* _Objective_: Copy out every record precisely.

** BEGIN Information provided **

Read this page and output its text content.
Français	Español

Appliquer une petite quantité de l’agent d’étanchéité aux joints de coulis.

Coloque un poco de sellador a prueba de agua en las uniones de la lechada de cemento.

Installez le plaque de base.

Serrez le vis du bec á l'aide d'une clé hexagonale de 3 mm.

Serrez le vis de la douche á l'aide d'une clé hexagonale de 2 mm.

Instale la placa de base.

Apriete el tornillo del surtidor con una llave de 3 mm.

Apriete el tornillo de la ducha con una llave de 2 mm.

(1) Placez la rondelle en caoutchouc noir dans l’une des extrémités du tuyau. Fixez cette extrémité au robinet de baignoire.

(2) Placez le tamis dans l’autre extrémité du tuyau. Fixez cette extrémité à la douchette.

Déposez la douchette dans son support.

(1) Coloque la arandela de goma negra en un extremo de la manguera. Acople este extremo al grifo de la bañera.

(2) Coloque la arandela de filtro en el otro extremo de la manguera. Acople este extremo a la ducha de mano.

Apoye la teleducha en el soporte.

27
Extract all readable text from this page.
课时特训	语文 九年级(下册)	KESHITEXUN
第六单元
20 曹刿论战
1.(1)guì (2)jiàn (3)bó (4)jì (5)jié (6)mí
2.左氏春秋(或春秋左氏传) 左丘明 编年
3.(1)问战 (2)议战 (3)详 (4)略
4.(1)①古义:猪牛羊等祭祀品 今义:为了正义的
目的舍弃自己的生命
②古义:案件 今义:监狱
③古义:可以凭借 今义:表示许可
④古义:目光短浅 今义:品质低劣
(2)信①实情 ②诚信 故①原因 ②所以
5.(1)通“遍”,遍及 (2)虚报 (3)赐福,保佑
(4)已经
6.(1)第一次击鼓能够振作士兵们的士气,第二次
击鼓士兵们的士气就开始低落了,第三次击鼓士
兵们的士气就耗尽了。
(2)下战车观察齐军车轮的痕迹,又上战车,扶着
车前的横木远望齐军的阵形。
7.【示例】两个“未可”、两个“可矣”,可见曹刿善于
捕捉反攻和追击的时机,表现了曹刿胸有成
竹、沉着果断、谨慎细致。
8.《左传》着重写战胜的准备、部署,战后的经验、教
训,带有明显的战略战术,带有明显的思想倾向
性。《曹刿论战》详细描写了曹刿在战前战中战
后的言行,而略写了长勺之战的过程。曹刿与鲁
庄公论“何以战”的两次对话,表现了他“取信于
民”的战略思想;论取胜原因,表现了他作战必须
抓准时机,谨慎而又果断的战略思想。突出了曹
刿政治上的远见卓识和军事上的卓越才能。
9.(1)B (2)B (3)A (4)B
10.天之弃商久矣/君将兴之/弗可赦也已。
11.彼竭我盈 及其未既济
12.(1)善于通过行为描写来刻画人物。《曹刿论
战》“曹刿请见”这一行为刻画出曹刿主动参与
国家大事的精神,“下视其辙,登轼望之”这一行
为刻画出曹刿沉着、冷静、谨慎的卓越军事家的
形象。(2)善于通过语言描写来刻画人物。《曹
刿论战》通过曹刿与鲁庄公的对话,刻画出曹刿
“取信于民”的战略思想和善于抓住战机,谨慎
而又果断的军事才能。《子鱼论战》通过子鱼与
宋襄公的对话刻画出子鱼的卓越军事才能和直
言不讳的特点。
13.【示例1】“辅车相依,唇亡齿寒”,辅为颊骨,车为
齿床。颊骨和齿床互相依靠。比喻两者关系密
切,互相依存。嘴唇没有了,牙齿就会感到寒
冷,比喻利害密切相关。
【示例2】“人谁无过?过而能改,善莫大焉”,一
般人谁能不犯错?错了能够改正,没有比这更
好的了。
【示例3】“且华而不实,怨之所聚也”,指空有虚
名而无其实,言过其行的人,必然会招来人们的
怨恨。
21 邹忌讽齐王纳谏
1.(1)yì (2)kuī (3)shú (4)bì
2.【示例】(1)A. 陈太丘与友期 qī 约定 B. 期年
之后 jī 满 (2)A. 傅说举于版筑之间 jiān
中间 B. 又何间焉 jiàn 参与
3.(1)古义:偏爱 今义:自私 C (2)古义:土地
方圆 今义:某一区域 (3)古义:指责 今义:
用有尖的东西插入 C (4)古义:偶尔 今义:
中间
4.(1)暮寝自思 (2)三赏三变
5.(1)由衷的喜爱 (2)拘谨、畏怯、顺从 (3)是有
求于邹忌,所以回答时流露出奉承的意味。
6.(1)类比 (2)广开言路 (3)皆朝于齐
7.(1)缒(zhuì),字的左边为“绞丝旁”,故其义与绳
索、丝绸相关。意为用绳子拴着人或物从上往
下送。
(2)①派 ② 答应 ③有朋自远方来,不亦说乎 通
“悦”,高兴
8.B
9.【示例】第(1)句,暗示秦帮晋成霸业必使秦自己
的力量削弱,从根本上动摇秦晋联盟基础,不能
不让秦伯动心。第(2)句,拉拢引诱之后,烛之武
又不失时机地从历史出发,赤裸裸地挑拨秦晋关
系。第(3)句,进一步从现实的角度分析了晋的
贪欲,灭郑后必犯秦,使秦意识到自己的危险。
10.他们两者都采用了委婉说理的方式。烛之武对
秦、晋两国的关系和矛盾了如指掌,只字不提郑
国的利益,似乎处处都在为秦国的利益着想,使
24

** END Information provided **

* _Task result_:
Read this page and output its text content.
Français	Español

Appliquer une petite quantité de l’agent d’étanchéité aux joints de coulis.

Coloque un poco de sellador a prueba de agua en las uniones de la lechada de cemento.

Installez le plaque de base.

Serrez le vis du bec á l'aide d'une clé hexagonale de 3 mm.

Serrez le vis de la douche á l'aide d'une clé hexagonale de 2 mm.

Instale la placa de base.

Apriete el tornillo del surtidor con una llave de 3 mm.

Apriete el tornillo de la ducha con una llave de 2 mm.

(1) Placez la rondelle en caoutchouc noir dans l’une des extrémités du tuyau. Fixez cette extrémité au robinet de baignoire.

(2) Placez le tamis dans l’autre extrémité du tuyau. Fixez cette extrémité à la douchette.

Déposez la douchette dans son support.

(1) Coloque la arandela de goma negra en un extremo de la manguera. Acople este extremo al grifo de la bañera.

(2) Coloque la arandela de filtro en el otro extremo de la manguera. Acople este extremo a la ducha de mano.

Apoye la teleducha en el soporte.

27
Extract all readable text from this page.
课时特训	语文 九年级(下册)	KESHITEXUN
第六单元
20 曹刿论战
1.(1)guì (2)jiàn (3)bó (4)jì (5)jié (6)mí
2.左氏春秋(或春秋左氏传) 左丘明 编年
3.(1)问战 (2)议战 (3)详 (4)略
4.(1)①古义:猪牛羊等祭祀品 今义:为了正义的
目的舍弃自己的生命
②古义:案件 今义:监狱
③古义:可以凭借 今义:表示许可
④古义:目光短浅 今义:品质低劣
(2)信①实情 ②诚信 故①原因 ②所以
5.(1)通“遍”,遍及 (2)虚报 (3)赐福,保佑
(4)已经
6.(1)第一次击鼓能够振作士兵们的士气,第二次
击鼓士兵们的士气就开始低落了,第三次击鼓士
兵们的士气就耗尽了。
(2)下战车观察齐军车轮的痕迹,又上战车,扶着
车前的横木远望齐军的阵形。
7.【示例】两个“未可”、两个“可矣”,可见曹刿善于
捕捉反攻和追击的时机,表现了曹刿胸有成
竹、沉着果断、谨慎细致。
8.《左传》着重写战胜的准备、部署,战后的经验、教
训,带有明显的战略战术,带有明显的思想倾向
性。《曹刿论战》详细描写了曹刿在战前战中战
后的言行,而略写了长勺之战的过程。曹刿与鲁
庄公论“何以战”的两次对话,表现了他“取信于
民”的战略思想;论取胜原因,表现了他作战必须
抓准时机,谨慎而又果断的战略思想。突出了曹
刿政治上的远见卓识和军事上的卓越才能。
9.(1)B (2)B (3)A (4)B
10.天之弃商久矣/君将兴之/弗可赦也已。
11.彼竭我盈 及其未既济
12.(1)善于通过行为描写来刻画人物。《曹刿论
战》“曹刿请见”这一行为刻画出曹刿主动参与
国家大事的精神,“下视其辙,登轼望之”这一行
为刻画出曹刿沉着、冷静、谨慎的卓越军事家的
形象。(2)善于通过语言描写来刻画人物。《曹
刿论战》通过曹刿与鲁庄公的对话,刻画出曹刿
“取信于民”的战略思想和善于抓住战机,谨慎
而又果断的军事才能。《子鱼论战》通过子鱼与
宋襄公的对话刻画出子鱼的卓越军事才能和直
言不讳的特点。
13.【示例1】“辅车相依,唇亡齿寒”,辅为颊骨,车为
齿床。颊骨和齿床互相依靠。比喻两者关系密
切,互相依存。嘴唇没有了,牙齿就会感到寒
冷,比喻利害密切相关。
【示例2】“人谁无过?过而能改,善莫大焉”,一
般人谁能不犯错?错了能够改正,没有比这更
好的了。
【示例3】“且华而不实,怨之所聚也”,指空有虚
名而无其实,言过其行的人,必然会招来人们的
怨恨。
21 邹忌讽齐王纳谏
1.(1)yì (2)kuī (3)shú (4)bì
2.【示例】(1)A. 陈太丘与友期 qī 约定 B. 期年
之后 jī 满 (2)A. 傅说举于版筑之间 jiān
中间 B. 又何间焉 jiàn 参与
3.(1)古义:偏爱 今义:自私 C (2)古义:土地
方圆 今义:某一区域 (3)古义:指责 今义:
用有尖的东西插入 C (4)古义:偶尔 今义:
中间
4.(1)暮寝自思 (2)三赏三变
5.(1)由衷的喜爱 (2)拘谨、畏怯、顺从 (3)是有
求于邹忌,所以回答时流露出奉承的意味。
6.(1)类比 (2)广开言路 (3)皆朝于齐
7.(1)缒(zhuì),字的左边为“绞丝旁”,故其义与绳
索、丝绸相关。意为用绳子拴着人或物从上往
下送。
(2)①派 ② 答应 ③有朋自远方来,不亦说乎 通
“悦”,高兴
8.B
9.【示例】第(1)句,暗示秦帮晋成霸业必使秦自己
的力量削弱,从根本上动摇秦晋联盟基础,不能
不让秦伯动心。第(2)句,拉拢引诱之后,烛之武
又不失时机地从历史出发,赤裸裸地挑拨秦晋关
系。第(3)句,进一步从现实的角度分析了晋的
贪欲,灭郑后必犯秦,使秦意识到自己的危险。
10.他们两者都采用了委婉说理的方式。烛之武对
秦、晋两国的关系和矛盾了如指掌,只字不提郑
国的利益,似乎处处都在为秦国的利益着想,使
24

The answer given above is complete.